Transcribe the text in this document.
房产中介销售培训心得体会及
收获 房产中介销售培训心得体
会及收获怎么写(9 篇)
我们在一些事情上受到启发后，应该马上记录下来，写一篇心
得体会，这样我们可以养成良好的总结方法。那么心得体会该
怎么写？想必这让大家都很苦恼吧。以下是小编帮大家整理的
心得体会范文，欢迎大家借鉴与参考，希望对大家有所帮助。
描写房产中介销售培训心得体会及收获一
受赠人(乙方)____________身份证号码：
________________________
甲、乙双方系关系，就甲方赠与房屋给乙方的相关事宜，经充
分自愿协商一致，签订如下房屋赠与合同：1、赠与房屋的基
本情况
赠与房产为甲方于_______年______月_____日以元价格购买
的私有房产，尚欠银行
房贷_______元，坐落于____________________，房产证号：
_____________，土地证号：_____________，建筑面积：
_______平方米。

━━━━━━

GIVEN PROBLEM
Write out all the entries exactly.

OUTPUT FOR THIS TASK
Transcribe the text in this document.
房产中介销售培训心得体会及
收获 房产中介销售培训心得体
会及收获怎么写(9 篇)
我们在一些事情上受到启发后，应该马上记录下来，写一篇心
得体会，这样我们可以养成良好的总结方法。那么心得体会该
怎么写？想必这让大家都很苦恼吧。以下是小编帮大家整理的
心得体会范文，欢迎大家借鉴与参考，希望对大家有所帮助。
描写房产中介销售培训心得体会及收获一
受赠人(乙方)____________身份证号码：
________________________
甲、乙双方系关系，就甲方赠与房屋给乙方的相关事宜，经充
分自愿协商一致，签订如下房屋赠与合同：1、赠与房屋的基
本情况
赠与房产为甲方于_______年______月_____日以元价格购买
的私有房产，尚欠银行
房贷_______元，坐落于____________________，房产证号：
_____________，土地证号：_____________，建筑面积：
_______平方米。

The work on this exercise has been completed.